■ DATA TO USE:

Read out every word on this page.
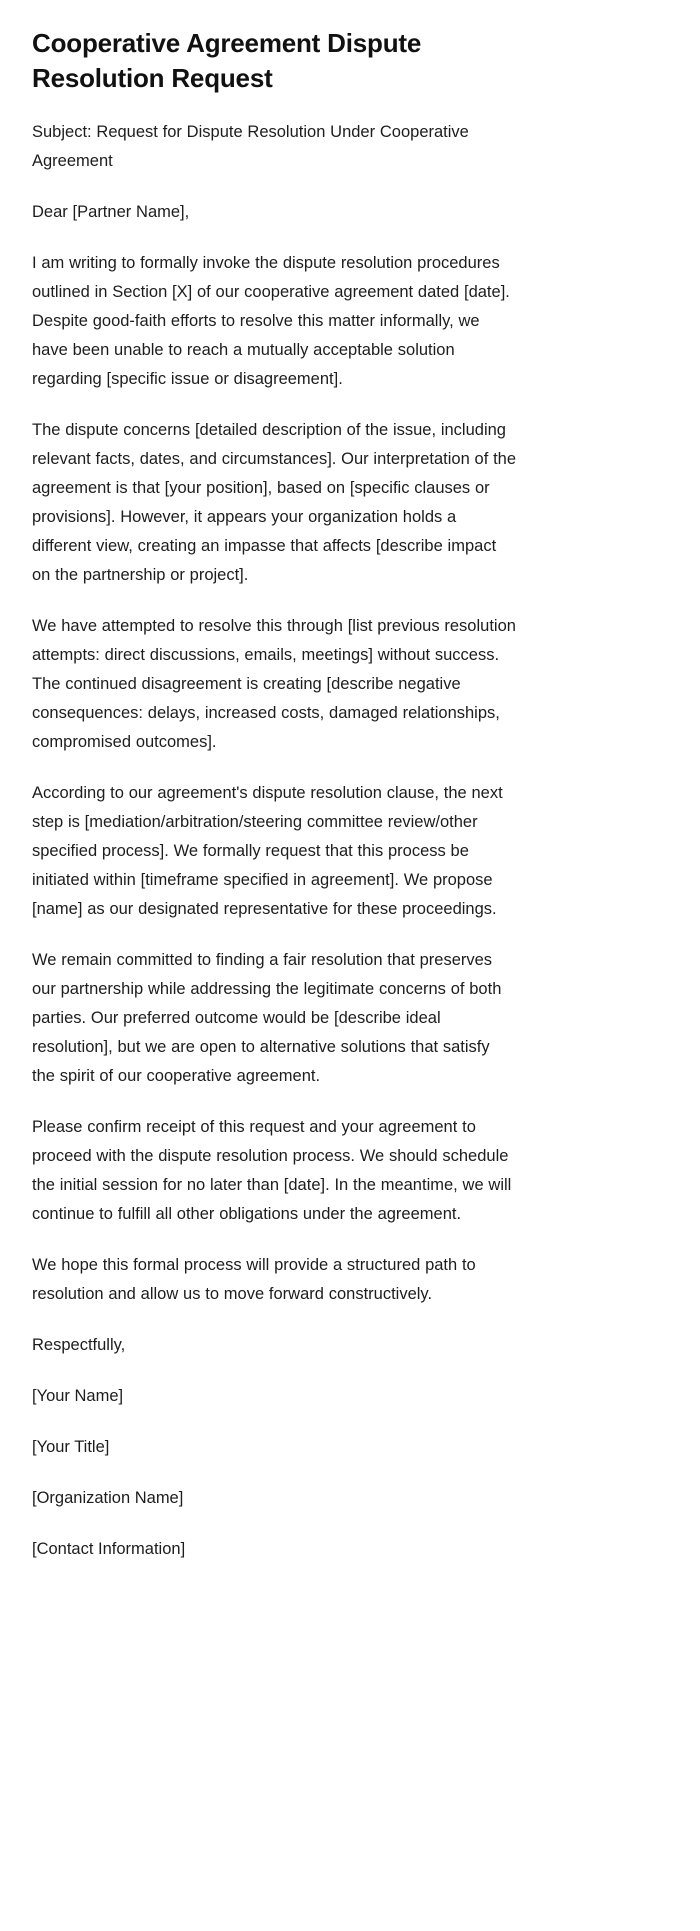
Cooperative Agreement Dispute Resolution Request

Subject: Request for Dispute Resolution Under Cooperative Agreement

Dear [Partner Name],

I am writing to formally invoke the dispute resolution procedures outlined in Section [X] of our cooperative agreement dated [date]. Despite good-faith efforts to resolve this matter informally, we have been unable to reach a mutually acceptable solution regarding [specific issue or disagreement].

The dispute concerns [detailed description of the issue, including relevant facts, dates, and circumstances]. Our interpretation of the agreement is that [your position], based on [specific clauses or provisions]. However, it appears your organization holds a different view, creating an impasse that affects [describe impact on the partnership or project].

We have attempted to resolve this through [list previous resolution attempts: direct discussions, emails, meetings] without success. The continued disagreement is creating [describe negative consequences: delays, increased costs, damaged relationships, compromised outcomes].

According to our agreement's dispute resolution clause, the next step is [mediation/arbitration/steering committee review/other specified process]. We formally request that this process be initiated within [timeframe specified in agreement]. We propose [name] as our designated representative for these proceedings.

We remain committed to finding a fair resolution that preserves our partnership while addressing the legitimate concerns of both parties. Our preferred outcome would be [describe ideal resolution], but we are open to alternative solutions that satisfy the spirit of our cooperative agreement.

Please confirm receipt of this request and your agreement to proceed with the dispute resolution process. We should schedule the initial session for no later than [date]. In the meantime, we will continue to fulfill all other obligations under the agreement.

We hope this formal process will provide a structured path to resolution and allow us to move forward constructively.

Respectfully,

[Your Name]

[Your Title]

[Organization Name]

[Contact Information]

■ TASK GOAL: Copy out every line of the listing that contains the string "describe".

■ FINAL RESULT:
The dispute concerns [detailed description of the issue, including relevant facts, dates, and circumstances]. Our interpretation of the agreement is that [your position], based on [specific clauses or provisions]. However, it appears your organization holds a different view, creating an impasse that affects [describe impact on the partnership or project].
We have attempted to resolve this through [list previous resolution attempts: direct discussions, emails, meetings] without success. The continued disagreement is creating [describe negative consequences: delays, increased costs, damaged relationships, compromised outcomes].
We remain committed to finding a fair resolution that preserves our partnership while addressing the legitimate concerns of both parties. Our preferred outcome would be [describe ideal resolution], but we are open to alternative solutions that satisfy the spirit of our cooperative agreement.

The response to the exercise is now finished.